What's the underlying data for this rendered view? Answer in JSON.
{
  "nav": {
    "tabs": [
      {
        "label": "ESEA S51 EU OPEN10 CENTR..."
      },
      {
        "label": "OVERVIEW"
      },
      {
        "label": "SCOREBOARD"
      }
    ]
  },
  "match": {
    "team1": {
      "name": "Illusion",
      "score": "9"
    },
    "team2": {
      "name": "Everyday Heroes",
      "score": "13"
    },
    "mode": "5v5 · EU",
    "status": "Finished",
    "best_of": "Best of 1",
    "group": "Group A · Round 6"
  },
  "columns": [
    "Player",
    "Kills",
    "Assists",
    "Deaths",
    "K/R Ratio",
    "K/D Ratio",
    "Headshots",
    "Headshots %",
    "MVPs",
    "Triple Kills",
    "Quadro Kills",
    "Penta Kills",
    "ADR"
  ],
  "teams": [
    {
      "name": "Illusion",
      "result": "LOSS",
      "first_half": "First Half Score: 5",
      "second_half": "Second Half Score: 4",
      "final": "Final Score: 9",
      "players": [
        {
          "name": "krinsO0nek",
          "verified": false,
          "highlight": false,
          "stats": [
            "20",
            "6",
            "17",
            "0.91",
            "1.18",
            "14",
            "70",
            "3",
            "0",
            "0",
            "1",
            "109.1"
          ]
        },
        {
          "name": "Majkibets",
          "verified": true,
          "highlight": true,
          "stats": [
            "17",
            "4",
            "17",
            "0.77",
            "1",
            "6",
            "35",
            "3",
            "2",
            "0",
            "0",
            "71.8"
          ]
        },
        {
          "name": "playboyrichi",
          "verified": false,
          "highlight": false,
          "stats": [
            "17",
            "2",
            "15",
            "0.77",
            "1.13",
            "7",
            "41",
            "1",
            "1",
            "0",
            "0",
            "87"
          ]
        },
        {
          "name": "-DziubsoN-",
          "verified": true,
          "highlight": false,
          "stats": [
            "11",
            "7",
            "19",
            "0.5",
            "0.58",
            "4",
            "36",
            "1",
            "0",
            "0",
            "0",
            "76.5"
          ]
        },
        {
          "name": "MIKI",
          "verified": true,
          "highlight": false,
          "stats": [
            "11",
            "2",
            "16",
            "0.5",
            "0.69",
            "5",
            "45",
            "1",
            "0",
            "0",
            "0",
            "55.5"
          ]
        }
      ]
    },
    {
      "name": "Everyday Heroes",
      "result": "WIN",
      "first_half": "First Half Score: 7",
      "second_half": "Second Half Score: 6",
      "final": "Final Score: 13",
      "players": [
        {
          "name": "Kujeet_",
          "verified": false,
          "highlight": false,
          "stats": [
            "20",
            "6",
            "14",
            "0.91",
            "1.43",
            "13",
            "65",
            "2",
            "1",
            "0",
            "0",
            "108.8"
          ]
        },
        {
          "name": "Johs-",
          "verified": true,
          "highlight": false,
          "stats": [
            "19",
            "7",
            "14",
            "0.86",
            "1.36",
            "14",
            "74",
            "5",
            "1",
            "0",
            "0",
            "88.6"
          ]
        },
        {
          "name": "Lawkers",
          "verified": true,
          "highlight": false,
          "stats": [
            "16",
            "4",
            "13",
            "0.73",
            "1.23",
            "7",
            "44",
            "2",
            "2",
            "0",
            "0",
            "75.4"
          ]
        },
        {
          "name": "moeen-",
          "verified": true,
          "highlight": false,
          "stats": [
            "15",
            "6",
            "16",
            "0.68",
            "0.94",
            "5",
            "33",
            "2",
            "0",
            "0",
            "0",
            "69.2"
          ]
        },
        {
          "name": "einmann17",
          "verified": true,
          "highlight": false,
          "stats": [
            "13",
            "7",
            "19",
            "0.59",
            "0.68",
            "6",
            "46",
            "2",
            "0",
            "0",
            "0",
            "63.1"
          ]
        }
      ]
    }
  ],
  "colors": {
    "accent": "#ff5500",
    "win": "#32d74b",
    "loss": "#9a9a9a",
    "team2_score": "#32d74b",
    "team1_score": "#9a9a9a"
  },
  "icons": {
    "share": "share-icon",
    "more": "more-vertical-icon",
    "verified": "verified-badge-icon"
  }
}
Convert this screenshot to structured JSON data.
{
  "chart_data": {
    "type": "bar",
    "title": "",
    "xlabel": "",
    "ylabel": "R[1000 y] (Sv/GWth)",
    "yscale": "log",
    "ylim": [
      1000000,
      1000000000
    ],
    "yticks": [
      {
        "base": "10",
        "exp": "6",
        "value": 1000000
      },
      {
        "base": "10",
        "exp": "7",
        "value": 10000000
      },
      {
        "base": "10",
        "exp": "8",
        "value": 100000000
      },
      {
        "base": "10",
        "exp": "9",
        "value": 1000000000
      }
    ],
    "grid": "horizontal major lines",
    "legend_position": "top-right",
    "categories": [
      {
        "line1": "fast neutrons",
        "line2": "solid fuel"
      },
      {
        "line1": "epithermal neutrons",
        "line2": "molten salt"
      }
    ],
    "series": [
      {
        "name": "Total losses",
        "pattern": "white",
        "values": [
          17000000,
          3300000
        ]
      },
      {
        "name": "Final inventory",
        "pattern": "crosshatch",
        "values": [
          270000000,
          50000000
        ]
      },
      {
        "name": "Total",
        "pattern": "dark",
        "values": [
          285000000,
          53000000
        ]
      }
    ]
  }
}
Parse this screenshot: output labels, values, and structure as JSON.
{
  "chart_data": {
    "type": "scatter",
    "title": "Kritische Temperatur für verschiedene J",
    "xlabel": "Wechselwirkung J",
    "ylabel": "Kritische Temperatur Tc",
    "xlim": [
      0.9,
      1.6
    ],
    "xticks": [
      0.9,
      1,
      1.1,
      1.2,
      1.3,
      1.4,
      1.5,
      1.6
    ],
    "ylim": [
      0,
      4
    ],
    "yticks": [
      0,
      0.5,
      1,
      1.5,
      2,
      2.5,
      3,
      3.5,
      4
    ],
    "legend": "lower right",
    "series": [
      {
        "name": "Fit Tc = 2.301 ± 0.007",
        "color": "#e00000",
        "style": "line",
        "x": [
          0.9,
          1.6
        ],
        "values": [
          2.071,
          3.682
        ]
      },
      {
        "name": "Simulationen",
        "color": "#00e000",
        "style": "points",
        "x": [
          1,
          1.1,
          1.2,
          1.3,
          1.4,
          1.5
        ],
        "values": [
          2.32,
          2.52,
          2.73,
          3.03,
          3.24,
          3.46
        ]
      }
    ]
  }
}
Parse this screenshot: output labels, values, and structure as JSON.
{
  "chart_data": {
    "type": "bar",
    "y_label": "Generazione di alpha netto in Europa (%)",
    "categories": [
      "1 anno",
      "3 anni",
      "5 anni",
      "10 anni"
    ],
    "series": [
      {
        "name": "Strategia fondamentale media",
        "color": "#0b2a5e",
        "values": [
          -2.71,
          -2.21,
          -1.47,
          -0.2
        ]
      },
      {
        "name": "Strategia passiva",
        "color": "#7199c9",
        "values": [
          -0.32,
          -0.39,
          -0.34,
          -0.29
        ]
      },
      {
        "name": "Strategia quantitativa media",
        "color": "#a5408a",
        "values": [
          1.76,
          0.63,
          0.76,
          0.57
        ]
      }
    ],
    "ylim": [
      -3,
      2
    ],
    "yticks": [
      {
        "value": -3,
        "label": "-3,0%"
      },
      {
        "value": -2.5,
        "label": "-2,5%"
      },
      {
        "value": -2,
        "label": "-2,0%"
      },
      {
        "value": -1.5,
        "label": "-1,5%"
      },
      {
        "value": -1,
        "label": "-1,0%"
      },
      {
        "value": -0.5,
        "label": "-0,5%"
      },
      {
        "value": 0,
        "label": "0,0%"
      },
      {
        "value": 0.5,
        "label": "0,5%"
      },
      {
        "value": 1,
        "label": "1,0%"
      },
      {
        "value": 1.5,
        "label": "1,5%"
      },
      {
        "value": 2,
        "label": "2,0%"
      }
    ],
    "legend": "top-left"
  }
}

→ GOAL OF THE EXERCISE
Return each line with "Kills".

→ EXERCISE SOLUTION
    "Kills",
    "Triple Kills",
    "Quadro Kills",
    "Penta Kills",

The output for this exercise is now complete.